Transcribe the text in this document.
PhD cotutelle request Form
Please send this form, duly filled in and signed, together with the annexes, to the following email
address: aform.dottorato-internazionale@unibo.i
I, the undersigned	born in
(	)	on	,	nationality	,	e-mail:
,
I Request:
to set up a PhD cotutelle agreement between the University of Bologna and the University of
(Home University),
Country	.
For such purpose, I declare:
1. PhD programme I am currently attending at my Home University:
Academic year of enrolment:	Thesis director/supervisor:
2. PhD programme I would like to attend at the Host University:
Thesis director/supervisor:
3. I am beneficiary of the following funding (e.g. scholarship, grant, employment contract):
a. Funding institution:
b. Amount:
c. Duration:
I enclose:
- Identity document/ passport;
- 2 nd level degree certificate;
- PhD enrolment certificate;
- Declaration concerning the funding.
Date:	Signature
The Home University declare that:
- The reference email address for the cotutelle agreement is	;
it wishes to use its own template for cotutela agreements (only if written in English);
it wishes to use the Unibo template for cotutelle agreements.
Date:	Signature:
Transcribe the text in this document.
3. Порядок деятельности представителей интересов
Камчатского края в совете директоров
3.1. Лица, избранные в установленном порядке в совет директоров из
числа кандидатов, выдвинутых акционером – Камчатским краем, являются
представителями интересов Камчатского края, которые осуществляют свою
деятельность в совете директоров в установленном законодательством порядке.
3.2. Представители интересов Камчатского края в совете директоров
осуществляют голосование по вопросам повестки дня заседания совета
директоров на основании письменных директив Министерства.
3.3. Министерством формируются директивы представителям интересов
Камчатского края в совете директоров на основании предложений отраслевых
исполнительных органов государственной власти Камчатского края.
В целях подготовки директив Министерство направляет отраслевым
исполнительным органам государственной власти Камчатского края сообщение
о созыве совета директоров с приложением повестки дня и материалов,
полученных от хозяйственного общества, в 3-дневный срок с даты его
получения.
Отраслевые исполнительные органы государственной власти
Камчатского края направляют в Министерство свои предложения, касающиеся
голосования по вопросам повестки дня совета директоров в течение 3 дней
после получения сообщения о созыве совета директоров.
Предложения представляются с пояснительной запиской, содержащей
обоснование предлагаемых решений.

==*==

### Aim
Copy out all of the records above with nothing altered.

### The solution
Transcribe the text in this document.
PhD cotutelle request Form
Please send this form, duly filled in and signed, together with the annexes, to the following email
address: aform.dottorato-internazionale@unibo.i
I, the undersigned	born in
(	)	on	,	nationality	,	e-mail:
,
I Request:
to set up a PhD cotutelle agreement between the University of Bologna and the University of
(Home University),
Country	.
For such purpose, I declare:
1. PhD programme I am currently attending at my Home University:
Academic year of enrolment:	Thesis director/supervisor:
2. PhD programme I would like to attend at the Host University:
Thesis director/supervisor:
3. I am beneficiary of the following funding (e.g. scholarship, grant, employment contract):
a. Funding institution:
b. Amount:
c. Duration:
I enclose:
- Identity document/ passport;
- 2 nd level degree certificate;
- PhD enrolment certificate;
- Declaration concerning the funding.
Date:	Signature
The Home University declare that:
- The reference email address for the cotutelle agreement is	;
it wishes to use its own template for cotutela agreements (only if written in English);
it wishes to use the Unibo template for cotutelle agreements.
Date:	Signature:
Transcribe the text in this document.
3. Порядок деятельности представителей интересов
Камчатского края в совете директоров
3.1. Лица, избранные в установленном порядке в совет директоров из
числа кандидатов, выдвинутых акционером – Камчатским краем, являются
представителями интересов Камчатского края, которые осуществляют свою
деятельность в совете директоров в установленном законодательством порядке.
3.2. Представители интересов Камчатского края в совете директоров
осуществляют голосование по вопросам повестки дня заседания совета
директоров на основании письменных директив Министерства.
3.3. Министерством формируются директивы представителям интересов
Камчатского края в совете директоров на основании предложений отраслевых
исполнительных органов государственной власти Камчатского края.
В целях подготовки директив Министерство направляет отраслевым
исполнительным органам государственной власти Камчатского края сообщение
о созыве совета директоров с приложением повестки дня и материалов,
полученных от хозяйственного общества, в 3-дневный срок с даты его
получения.
Отраслевые исполнительные органы государственной власти
Камчатского края направляют в Министерство свои предложения, касающиеся
голосования по вопросам повестки дня совета директоров в течение 3 дней
после получения сообщения о созыве совета директоров.
Предложения представляются с пояснительной запиской, содержащей
обоснование предлагаемых решений.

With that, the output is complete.